EXCERPT PROVIDED START

Biodiversity. A little word that matters a great deal in the vegetable as well as the wider world. Biological diversity – or biodiversity – is the variety within and between species of plants, animals and micro-organisms.
If the Irish had known of it, near a million people would not have died in the tragic Potato Famine of the 1840s. The potato famine was caused by potato blight which came into Ireland via a ship from the Americas.
The Irish grew one variety of potato almost to the exclusion of all others – The Irish Lumper. It grew well in the wet Irish climate conditions and thrived on nutrition-poor thin soils. Ideal for gardeners, smallholders and farmers but it had one fatal flaw. It was particularly vulnerable to blight and almost wiped out.
If they had grown many varieties of potato, the chances are good that some would have been immune or resistant and the famine may have been averted.
To the present world, the tremendous number of varieties and their collective gene pool can help overcome the many diseases and climate problems that stress today’s common seed varieties.
This is because one seed type does not suit all growing conditions. Where summers are very short, sub-arctic types will fruit and ripen quickly, often within 45 days. Where summers are hot and long, another variety, large and trailing, will fit the bill.
Local growers knew this and over centuries developed strains to accommodate their conditions and problems, and maximize flavour of course. In the past seed merchants would offer variants on a variety – often with the title ‘Improved’ or ‘Selected’. However, a certain amount of sharp practice took place with premium prices claimed on ordinary seeds.

EXCERPT PROVIDED END
THE DATA START

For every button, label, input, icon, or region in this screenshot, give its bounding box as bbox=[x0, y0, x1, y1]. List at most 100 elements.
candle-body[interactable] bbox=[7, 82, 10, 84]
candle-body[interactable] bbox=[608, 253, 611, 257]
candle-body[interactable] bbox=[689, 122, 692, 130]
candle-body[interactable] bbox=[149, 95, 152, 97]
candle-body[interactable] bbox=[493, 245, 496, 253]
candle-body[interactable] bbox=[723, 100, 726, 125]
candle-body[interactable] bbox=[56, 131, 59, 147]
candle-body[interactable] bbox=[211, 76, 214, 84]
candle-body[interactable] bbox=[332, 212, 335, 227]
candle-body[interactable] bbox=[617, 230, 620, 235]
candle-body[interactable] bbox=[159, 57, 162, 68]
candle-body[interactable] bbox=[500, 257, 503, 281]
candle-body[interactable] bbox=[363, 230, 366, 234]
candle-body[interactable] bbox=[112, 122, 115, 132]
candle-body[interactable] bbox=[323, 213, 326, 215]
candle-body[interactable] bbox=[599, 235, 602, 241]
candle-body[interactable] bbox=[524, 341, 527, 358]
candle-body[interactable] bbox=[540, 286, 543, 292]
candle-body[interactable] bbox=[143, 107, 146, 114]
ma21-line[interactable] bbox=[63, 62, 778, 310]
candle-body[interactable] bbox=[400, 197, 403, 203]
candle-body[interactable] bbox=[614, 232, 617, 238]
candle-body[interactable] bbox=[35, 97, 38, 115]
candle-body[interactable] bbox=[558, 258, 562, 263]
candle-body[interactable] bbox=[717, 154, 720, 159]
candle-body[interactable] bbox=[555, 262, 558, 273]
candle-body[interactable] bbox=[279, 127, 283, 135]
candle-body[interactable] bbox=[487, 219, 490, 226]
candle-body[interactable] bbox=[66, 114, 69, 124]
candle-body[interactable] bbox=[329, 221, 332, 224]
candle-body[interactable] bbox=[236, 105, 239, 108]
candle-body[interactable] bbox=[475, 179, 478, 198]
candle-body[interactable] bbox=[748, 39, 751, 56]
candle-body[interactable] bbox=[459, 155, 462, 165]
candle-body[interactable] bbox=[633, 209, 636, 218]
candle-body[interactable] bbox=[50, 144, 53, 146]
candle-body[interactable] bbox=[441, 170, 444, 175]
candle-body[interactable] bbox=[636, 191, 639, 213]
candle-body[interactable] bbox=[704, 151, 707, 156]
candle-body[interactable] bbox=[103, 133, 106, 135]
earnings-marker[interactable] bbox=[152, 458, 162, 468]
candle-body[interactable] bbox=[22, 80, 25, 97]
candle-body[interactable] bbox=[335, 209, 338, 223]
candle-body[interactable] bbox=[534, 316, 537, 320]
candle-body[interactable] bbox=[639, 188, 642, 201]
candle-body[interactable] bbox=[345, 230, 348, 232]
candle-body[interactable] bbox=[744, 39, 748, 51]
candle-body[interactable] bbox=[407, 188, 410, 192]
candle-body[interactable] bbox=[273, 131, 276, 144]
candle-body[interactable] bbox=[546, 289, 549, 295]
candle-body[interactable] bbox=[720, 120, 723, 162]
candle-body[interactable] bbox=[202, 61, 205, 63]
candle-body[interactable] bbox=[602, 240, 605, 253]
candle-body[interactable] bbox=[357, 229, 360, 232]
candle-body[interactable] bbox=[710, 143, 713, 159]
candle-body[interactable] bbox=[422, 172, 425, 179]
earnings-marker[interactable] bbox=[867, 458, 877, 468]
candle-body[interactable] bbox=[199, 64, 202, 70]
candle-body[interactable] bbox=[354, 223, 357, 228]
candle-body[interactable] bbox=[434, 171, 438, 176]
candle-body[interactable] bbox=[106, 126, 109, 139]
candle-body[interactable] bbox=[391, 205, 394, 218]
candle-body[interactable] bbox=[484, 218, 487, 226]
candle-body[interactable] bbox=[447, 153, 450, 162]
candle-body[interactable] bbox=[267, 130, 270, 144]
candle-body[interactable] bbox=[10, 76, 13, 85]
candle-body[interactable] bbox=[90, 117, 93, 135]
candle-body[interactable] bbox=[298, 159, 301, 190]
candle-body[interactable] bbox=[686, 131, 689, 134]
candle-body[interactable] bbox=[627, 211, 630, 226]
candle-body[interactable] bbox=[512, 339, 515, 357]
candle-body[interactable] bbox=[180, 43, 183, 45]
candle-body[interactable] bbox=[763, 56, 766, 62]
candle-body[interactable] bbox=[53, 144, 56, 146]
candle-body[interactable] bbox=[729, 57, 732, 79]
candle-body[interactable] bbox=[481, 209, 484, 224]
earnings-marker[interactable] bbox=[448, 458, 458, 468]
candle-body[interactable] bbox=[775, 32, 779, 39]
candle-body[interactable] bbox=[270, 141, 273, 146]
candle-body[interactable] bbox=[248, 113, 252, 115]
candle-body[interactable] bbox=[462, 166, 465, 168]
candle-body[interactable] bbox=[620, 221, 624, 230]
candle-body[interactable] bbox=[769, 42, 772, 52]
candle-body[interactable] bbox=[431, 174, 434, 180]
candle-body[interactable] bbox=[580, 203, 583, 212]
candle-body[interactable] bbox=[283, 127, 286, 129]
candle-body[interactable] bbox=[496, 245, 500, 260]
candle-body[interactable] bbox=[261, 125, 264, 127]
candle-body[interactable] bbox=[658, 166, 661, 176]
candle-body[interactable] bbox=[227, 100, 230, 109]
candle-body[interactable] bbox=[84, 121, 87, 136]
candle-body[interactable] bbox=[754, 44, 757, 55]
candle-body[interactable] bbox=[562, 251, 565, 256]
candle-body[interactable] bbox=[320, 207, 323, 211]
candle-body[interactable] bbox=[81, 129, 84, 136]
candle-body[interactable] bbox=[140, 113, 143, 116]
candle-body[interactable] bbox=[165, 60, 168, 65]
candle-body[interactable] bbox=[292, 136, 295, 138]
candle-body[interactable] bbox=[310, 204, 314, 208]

THE DATA END

WHAT THIS TASK INVOLVES: In the text on biodiversity and the Irish Potato Famine, which groups of people does it say the Irish Lumper was ideal for? List each one.

RESPONSE FOR THIS EXERCISE:
- Gardeners
- Smallholders
- Farmers